SHORT TASK:
Every entry needs to be printed exactly, please.
□ □ □
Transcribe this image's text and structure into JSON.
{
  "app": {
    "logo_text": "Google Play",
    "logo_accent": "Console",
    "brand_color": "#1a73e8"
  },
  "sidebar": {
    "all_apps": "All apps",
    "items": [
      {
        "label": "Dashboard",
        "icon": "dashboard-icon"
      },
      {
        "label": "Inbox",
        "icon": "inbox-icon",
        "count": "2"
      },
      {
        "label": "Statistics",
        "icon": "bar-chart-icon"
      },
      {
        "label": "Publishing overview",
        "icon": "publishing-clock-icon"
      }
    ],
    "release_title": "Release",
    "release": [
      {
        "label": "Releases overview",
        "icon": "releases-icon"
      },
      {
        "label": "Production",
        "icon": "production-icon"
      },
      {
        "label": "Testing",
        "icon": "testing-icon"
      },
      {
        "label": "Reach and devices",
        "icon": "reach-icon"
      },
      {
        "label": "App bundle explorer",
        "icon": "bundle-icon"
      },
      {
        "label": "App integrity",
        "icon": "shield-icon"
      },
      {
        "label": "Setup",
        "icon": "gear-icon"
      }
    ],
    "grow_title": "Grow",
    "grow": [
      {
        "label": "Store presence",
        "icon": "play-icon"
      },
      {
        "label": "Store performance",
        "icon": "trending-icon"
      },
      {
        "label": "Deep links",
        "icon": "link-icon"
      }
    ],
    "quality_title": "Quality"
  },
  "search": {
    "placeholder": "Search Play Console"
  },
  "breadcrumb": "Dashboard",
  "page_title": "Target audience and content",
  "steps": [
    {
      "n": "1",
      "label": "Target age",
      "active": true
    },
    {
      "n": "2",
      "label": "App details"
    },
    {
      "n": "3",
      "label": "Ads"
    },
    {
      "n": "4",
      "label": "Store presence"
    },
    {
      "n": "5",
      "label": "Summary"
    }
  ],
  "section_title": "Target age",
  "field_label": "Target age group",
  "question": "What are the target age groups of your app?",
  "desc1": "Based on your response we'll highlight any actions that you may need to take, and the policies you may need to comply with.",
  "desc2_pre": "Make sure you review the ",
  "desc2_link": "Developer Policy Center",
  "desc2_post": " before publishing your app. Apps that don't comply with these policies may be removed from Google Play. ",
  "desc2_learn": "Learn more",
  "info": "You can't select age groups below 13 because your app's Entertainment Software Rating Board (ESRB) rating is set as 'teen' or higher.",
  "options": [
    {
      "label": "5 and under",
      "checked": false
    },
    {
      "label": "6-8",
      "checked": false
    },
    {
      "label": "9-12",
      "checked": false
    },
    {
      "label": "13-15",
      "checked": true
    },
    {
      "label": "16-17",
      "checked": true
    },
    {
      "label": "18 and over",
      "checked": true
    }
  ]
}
□ □ □
ANSWER BELOW:
Transcribe this image's text and structure into JSON.
{
  "app": {
    "logo_text": "Google Play",
    "logo_accent": "Console",
    "brand_color": "#1a73e8"
  },
  "sidebar": {
    "all_apps": "All apps",
    "items": [
      {
        "label": "Dashboard",
        "icon": "dashboard-icon"
      },
      {
        "label": "Inbox",
        "icon": "inbox-icon",
        "count": "2"
      },
      {
        "label": "Statistics",
        "icon": "bar-chart-icon"
      },
      {
        "label": "Publishing overview",
        "icon": "publishing-clock-icon"
      }
    ],
    "release_title": "Release",
    "release": [
      {
        "label": "Releases overview",
        "icon": "releases-icon"
      },
      {
        "label": "Production",
        "icon": "production-icon"
      },
      {
        "label": "Testing",
        "icon": "testing-icon"
      },
      {
        "label": "Reach and devices",
        "icon": "reach-icon"
      },
      {
        "label": "App bundle explorer",
        "icon": "bundle-icon"
      },
      {
        "label": "App integrity",
        "icon": "shield-icon"
      },
      {
        "label": "Setup",
        "icon": "gear-icon"
      }
    ],
    "grow_title": "Grow",
    "grow": [
      {
        "label": "Store presence",
        "icon": "play-icon"
      },
      {
        "label": "Store performance",
        "icon": "trending-icon"
      },
      {
        "label": "Deep links",
        "icon": "link-icon"
      }
    ],
    "quality_title": "Quality"
  },
  "search": {
    "placeholder": "Search Play Console"
  },
  "breadcrumb": "Dashboard",
  "page_title": "Target audience and content",
  "steps": [
    {
      "n": "1",
      "label": "Target age",
      "active": true
    },
    {
      "n": "2",
      "label": "App details"
    },
    {
      "n": "3",
      "label": "Ads"
    },
    {
      "n": "4",
      "label": "Store presence"
    },
    {
      "n": "5",
      "label": "Summary"
    }
  ],
  "section_title": "Target age",
  "field_label": "Target age group",
  "question": "What are the target age groups of your app?",
  "desc1": "Based on your response we'll highlight any actions that you may need to take, and the policies you may need to comply with.",
  "desc2_pre": "Make sure you review the ",
  "desc2_link": "Developer Policy Center",
  "desc2_post": " before publishing your app. Apps that don't comply with these policies may be removed from Google Play. ",
  "desc2_learn": "Learn more",
  "info": "You can't select age groups below 13 because your app's Entertainment Software Rating Board (ESRB) rating is set as 'teen' or higher.",
  "options": [
    {
      "label": "5 and under",
      "checked": false
    },
    {
      "label": "6-8",
      "checked": false
    },
    {
      "label": "9-12",
      "checked": false
    },
    {
      "label": "13-15",
      "checked": true
    },
    {
      "label": "16-17",
      "checked": true
    },
    {
      "label": "18 and over",
      "checked": true
    }
  ]
}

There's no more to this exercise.